Check the listing below for lines that hold "interactive". How many are there? Please give only the number.

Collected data

++++++++++

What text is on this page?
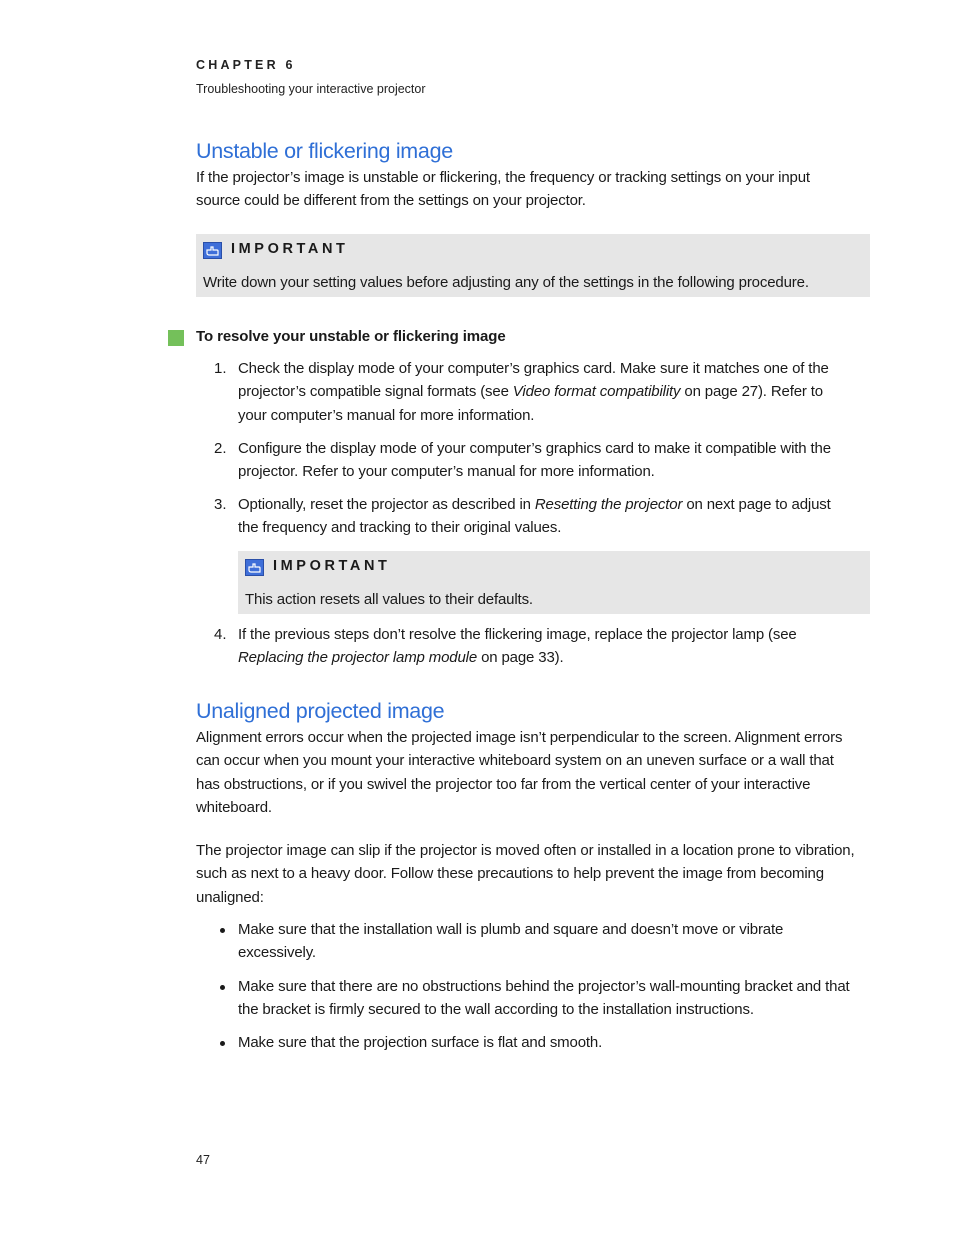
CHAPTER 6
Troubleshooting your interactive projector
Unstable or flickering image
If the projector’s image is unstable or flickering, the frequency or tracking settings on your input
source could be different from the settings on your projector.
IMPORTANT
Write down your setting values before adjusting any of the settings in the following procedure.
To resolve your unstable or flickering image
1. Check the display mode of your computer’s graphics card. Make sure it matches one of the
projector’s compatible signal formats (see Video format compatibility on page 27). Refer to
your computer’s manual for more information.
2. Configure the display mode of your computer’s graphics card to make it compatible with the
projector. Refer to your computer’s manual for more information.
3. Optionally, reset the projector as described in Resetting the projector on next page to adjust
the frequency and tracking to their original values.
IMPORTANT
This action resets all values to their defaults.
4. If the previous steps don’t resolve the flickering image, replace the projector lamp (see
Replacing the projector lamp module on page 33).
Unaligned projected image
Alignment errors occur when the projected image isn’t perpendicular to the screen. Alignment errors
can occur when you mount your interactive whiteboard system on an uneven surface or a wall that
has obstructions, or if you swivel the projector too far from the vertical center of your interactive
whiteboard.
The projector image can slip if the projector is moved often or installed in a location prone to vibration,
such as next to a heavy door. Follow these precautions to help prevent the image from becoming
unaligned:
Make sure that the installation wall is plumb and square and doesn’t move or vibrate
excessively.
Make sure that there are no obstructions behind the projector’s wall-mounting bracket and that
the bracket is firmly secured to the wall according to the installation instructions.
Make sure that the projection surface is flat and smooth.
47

++++++++++

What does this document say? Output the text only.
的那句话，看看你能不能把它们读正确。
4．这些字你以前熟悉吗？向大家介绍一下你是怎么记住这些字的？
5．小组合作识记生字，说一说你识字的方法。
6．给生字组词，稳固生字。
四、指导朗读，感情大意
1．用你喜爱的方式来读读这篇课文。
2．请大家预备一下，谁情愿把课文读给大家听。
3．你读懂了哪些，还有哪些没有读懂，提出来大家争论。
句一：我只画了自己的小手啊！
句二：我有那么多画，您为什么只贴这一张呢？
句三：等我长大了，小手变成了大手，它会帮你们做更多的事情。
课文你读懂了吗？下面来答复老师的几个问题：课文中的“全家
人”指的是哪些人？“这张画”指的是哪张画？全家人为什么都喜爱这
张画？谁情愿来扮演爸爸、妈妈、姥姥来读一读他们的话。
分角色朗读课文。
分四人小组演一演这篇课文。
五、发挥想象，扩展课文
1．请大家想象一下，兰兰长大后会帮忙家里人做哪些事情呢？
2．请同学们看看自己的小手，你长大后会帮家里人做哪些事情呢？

++++++++++

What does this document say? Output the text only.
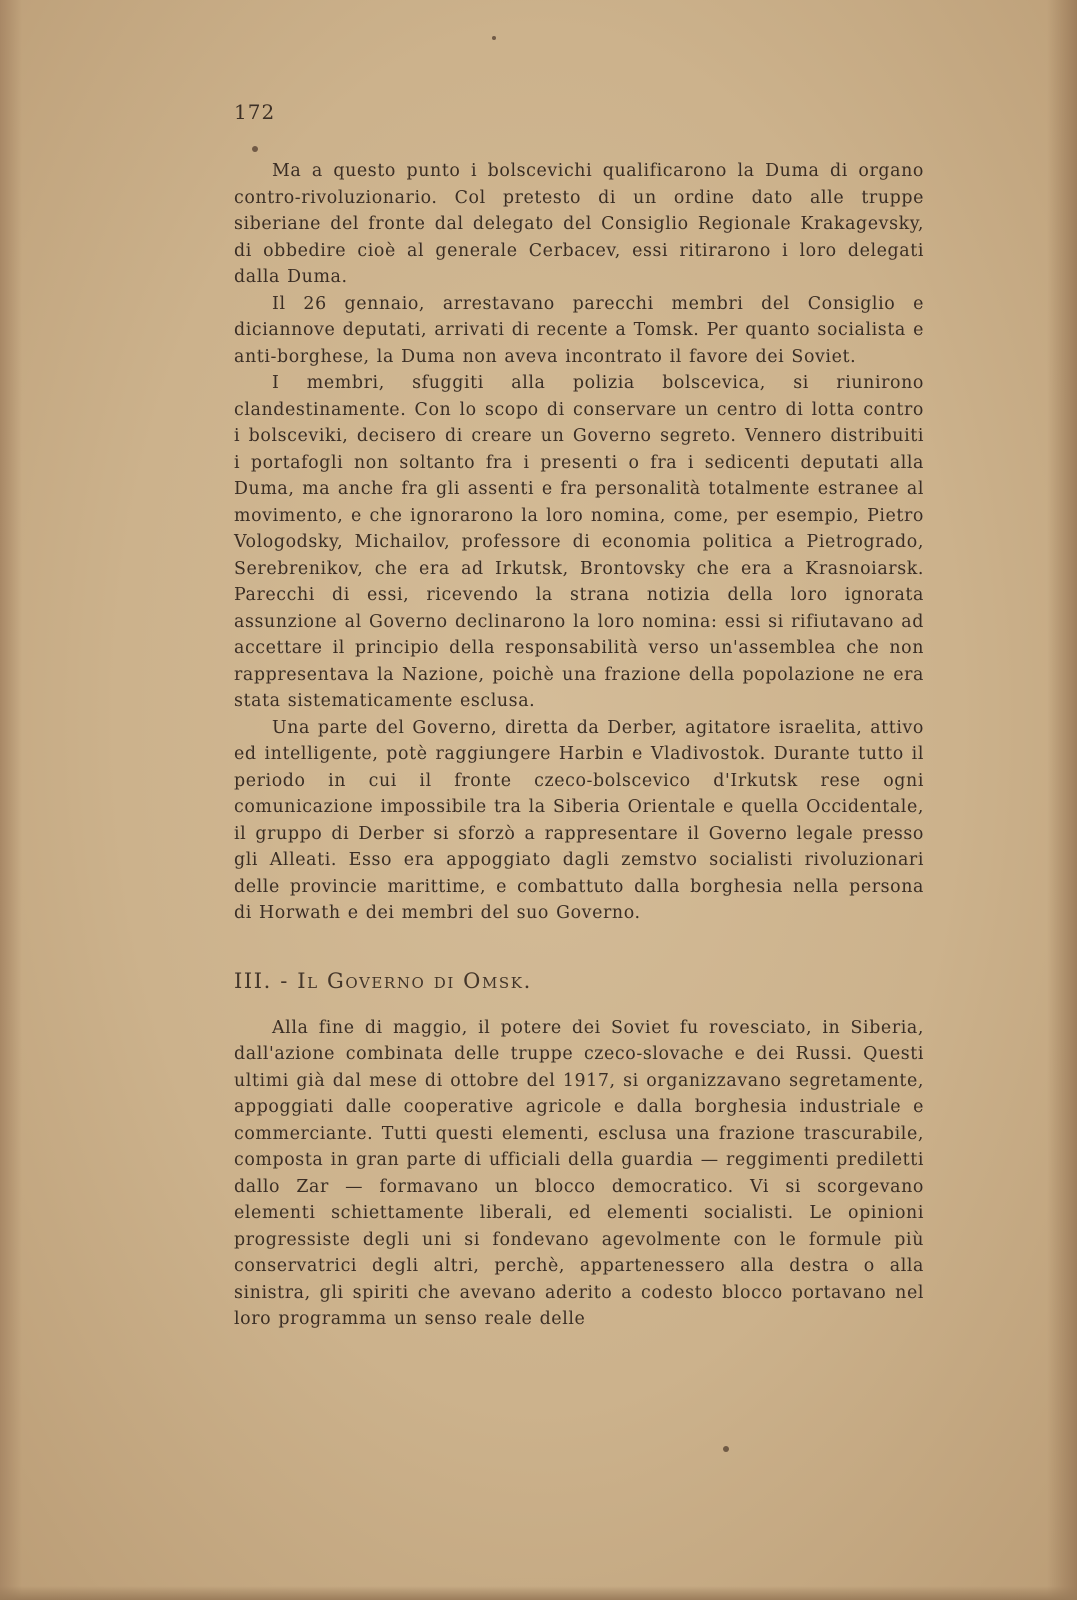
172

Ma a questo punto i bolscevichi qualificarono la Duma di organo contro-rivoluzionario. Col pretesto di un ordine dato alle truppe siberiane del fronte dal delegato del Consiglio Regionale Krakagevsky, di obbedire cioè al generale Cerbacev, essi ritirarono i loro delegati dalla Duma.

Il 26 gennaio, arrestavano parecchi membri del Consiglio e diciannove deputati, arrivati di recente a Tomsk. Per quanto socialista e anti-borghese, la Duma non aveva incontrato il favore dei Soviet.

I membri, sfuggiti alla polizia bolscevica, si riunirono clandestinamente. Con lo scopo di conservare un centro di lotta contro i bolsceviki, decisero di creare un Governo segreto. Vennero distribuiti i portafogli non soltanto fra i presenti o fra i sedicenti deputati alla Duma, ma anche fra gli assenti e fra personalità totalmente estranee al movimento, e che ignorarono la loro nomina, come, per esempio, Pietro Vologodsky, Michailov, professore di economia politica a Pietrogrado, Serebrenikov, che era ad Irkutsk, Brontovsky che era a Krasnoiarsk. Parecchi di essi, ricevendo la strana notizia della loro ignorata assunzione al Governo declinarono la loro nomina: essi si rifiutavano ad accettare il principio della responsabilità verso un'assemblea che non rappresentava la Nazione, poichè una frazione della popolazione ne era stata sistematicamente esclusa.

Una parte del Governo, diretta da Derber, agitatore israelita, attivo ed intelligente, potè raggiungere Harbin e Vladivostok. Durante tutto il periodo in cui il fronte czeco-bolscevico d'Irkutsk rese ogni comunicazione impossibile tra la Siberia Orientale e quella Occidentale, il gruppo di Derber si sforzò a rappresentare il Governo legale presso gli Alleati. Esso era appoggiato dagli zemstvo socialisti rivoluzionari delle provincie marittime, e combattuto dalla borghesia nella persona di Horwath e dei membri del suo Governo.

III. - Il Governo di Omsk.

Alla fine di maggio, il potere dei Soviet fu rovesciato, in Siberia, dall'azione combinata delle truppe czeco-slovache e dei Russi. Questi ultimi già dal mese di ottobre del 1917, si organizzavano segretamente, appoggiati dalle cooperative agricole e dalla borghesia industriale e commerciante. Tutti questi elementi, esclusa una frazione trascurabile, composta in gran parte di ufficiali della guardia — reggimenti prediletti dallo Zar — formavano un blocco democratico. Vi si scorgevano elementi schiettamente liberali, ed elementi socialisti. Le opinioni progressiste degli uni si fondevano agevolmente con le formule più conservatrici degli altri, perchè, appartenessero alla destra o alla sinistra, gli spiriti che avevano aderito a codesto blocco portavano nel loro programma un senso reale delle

++++++++++

> **Written response**
3